WHAT YOU WILL DO → Copy out all of the material exactly.

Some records

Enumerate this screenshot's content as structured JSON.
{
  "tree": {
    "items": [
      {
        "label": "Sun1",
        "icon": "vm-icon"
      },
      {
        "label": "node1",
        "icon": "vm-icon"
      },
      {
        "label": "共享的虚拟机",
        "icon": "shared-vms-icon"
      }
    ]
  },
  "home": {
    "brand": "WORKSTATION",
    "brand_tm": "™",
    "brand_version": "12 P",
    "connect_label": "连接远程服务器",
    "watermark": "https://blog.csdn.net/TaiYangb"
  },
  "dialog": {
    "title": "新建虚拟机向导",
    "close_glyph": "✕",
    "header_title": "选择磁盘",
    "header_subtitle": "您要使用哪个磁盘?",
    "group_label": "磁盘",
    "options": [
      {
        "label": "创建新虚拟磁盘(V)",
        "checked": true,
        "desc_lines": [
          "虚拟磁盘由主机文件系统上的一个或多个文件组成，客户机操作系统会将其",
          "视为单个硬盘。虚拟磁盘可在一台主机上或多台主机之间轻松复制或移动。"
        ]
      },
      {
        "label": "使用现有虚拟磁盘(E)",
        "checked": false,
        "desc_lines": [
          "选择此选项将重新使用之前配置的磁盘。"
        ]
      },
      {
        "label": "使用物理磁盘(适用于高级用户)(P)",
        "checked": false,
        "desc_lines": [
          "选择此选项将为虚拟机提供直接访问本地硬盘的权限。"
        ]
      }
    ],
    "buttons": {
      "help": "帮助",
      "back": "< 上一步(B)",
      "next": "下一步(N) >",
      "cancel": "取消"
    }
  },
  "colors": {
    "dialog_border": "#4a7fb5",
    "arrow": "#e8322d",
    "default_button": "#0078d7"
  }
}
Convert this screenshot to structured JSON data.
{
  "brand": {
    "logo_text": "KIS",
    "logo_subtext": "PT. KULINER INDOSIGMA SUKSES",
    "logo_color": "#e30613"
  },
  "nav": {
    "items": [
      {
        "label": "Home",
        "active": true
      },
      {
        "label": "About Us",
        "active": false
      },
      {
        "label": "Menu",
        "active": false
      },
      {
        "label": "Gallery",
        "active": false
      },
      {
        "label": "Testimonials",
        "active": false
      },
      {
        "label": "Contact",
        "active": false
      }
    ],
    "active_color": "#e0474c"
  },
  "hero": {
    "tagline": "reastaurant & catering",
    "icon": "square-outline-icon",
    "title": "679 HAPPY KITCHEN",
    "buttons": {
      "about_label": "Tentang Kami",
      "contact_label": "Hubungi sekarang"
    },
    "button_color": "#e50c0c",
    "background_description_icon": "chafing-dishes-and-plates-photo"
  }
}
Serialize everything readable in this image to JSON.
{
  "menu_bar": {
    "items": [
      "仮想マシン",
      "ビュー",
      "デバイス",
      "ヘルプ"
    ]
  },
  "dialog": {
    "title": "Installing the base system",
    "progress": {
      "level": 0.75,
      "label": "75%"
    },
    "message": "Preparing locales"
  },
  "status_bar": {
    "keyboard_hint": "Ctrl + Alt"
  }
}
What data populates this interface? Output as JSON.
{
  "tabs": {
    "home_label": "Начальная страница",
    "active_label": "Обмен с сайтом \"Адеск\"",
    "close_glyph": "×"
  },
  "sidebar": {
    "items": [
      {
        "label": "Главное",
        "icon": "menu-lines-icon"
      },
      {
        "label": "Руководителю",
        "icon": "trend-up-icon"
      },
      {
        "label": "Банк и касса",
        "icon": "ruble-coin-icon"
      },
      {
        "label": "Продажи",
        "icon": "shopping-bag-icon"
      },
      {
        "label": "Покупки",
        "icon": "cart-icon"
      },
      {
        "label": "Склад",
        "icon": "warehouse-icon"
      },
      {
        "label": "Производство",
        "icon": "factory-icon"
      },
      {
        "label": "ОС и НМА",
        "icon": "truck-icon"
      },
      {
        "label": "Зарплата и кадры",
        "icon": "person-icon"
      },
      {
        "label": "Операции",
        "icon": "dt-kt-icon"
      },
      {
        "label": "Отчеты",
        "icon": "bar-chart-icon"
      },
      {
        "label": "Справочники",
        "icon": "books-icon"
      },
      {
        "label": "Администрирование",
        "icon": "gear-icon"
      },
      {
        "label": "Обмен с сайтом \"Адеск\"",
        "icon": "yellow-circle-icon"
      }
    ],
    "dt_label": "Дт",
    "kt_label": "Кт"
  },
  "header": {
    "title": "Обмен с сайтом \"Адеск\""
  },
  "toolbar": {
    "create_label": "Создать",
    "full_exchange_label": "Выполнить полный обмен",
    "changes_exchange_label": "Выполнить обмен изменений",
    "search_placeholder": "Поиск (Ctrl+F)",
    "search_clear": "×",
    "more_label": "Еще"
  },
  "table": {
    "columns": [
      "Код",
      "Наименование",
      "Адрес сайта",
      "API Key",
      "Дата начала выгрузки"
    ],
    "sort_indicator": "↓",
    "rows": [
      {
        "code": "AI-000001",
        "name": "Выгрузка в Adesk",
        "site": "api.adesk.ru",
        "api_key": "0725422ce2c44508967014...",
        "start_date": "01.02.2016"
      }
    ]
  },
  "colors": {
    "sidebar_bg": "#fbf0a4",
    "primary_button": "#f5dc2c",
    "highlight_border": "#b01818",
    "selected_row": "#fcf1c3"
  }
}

RESULT →
Enumerate this screenshot's content as structured JSON.
{
  "tree": {
    "items": [
      {
        "label": "Sun1",
        "icon": "vm-icon"
      },
      {
        "label": "node1",
        "icon": "vm-icon"
      },
      {
        "label": "共享的虚拟机",
        "icon": "shared-vms-icon"
      }
    ]
  },
  "home": {
    "brand": "WORKSTATION",
    "brand_tm": "™",
    "brand_version": "12 P",
    "connect_label": "连接远程服务器",
    "watermark": "https://blog.csdn.net/TaiYangb"
  },
  "dialog": {
    "title": "新建虚拟机向导",
    "close_glyph": "✕",
    "header_title": "选择磁盘",
    "header_subtitle": "您要使用哪个磁盘?",
    "group_label": "磁盘",
    "options": [
      {
        "label": "创建新虚拟磁盘(V)",
        "checked": true,
        "desc_lines": [
          "虚拟磁盘由主机文件系统上的一个或多个文件组成，客户机操作系统会将其",
          "视为单个硬盘。虚拟磁盘可在一台主机上或多台主机之间轻松复制或移动。"
        ]
      },
      {
        "label": "使用现有虚拟磁盘(E)",
        "checked": false,
        "desc_lines": [
          "选择此选项将重新使用之前配置的磁盘。"
        ]
      },
      {
        "label": "使用物理磁盘(适用于高级用户)(P)",
        "checked": false,
        "desc_lines": [
          "选择此选项将为虚拟机提供直接访问本地硬盘的权限。"
        ]
      }
    ],
    "buttons": {
      "help": "帮助",
      "back": "< 上一步(B)",
      "next": "下一步(N) >",
      "cancel": "取消"
    }
  },
  "colors": {
    "dialog_border": "#4a7fb5",
    "arrow": "#e8322d",
    "default_button": "#0078d7"
  }
}
Convert this screenshot to structured JSON data.
{
  "brand": {
    "logo_text": "KIS",
    "logo_subtext": "PT. KULINER INDOSIGMA SUKSES",
    "logo_color": "#e30613"
  },
  "nav": {
    "items": [
      {
        "label": "Home",
        "active": true
      },
      {
        "label": "About Us",
        "active": false
      },
      {
        "label": "Menu",
        "active": false
      },
      {
        "label": "Gallery",
        "active": false
      },
      {
        "label": "Testimonials",
        "active": false
      },
      {
        "label": "Contact",
        "active": false
      }
    ],
    "active_color": "#e0474c"
  },
  "hero": {
    "tagline": "reastaurant & catering",
    "icon": "square-outline-icon",
    "title": "679 HAPPY KITCHEN",
    "buttons": {
      "about_label": "Tentang Kami",
      "contact_label": "Hubungi sekarang"
    },
    "button_color": "#e50c0c",
    "background_description_icon": "chafing-dishes-and-plates-photo"
  }
}
Serialize everything readable in this image to JSON.
{
  "menu_bar": {
    "items": [
      "仮想マシン",
      "ビュー",
      "デバイス",
      "ヘルプ"
    ]
  },
  "dialog": {
    "title": "Installing the base system",
    "progress": {
      "level": 0.75,
      "label": "75%"
    },
    "message": "Preparing locales"
  },
  "status_bar": {
    "keyboard_hint": "Ctrl + Alt"
  }
}
What data populates this interface? Output as JSON.
{
  "tabs": {
    "home_label": "Начальная страница",
    "active_label": "Обмен с сайтом \"Адеск\"",
    "close_glyph": "×"
  },
  "sidebar": {
    "items": [
      {
        "label": "Главное",
        "icon": "menu-lines-icon"
      },
      {
        "label": "Руководителю",
        "icon": "trend-up-icon"
      },
      {
        "label": "Банк и касса",
        "icon": "ruble-coin-icon"
      },
      {
        "label": "Продажи",
        "icon": "shopping-bag-icon"
      },
      {
        "label": "Покупки",
        "icon": "cart-icon"
      },
      {
        "label": "Склад",
        "icon": "warehouse-icon"
      },
      {
        "label": "Производство",
        "icon": "factory-icon"
      },
      {
        "label": "ОС и НМА",
        "icon": "truck-icon"
      },
      {
        "label": "Зарплата и кадры",
        "icon": "person-icon"
      },
      {
        "label": "Операции",
        "icon": "dt-kt-icon"
      },
      {
        "label": "Отчеты",
        "icon": "bar-chart-icon"
      },
      {
        "label": "Справочники",
        "icon": "books-icon"
      },
      {
        "label": "Администрирование",
        "icon": "gear-icon"
      },
      {
        "label": "Обмен с сайтом \"Адеск\"",
        "icon": "yellow-circle-icon"
      }
    ],
    "dt_label": "Дт",
    "kt_label": "Кт"
  },
  "header": {
    "title": "Обмен с сайтом \"Адеск\""
  },
  "toolbar": {
    "create_label": "Создать",
    "full_exchange_label": "Выполнить полный обмен",
    "changes_exchange_label": "Выполнить обмен изменений",
    "search_placeholder": "Поиск (Ctrl+F)",
    "search_clear": "×",
    "more_label": "Еще"
  },
  "table": {
    "columns": [
      "Код",
      "Наименование",
      "Адрес сайта",
      "API Key",
      "Дата начала выгрузки"
    ],
    "sort_indicator": "↓",
    "rows": [
      {
        "code": "AI-000001",
        "name": "Выгрузка в Adesk",
        "site": "api.adesk.ru",
        "api_key": "0725422ce2c44508967014...",
        "start_date": "01.02.2016"
      }
    ]
  },
  "colors": {
    "sidebar_bg": "#fbf0a4",
    "primary_button": "#f5dc2c",
    "highlight_border": "#b01818",
    "selected_row": "#fcf1c3"
  }
}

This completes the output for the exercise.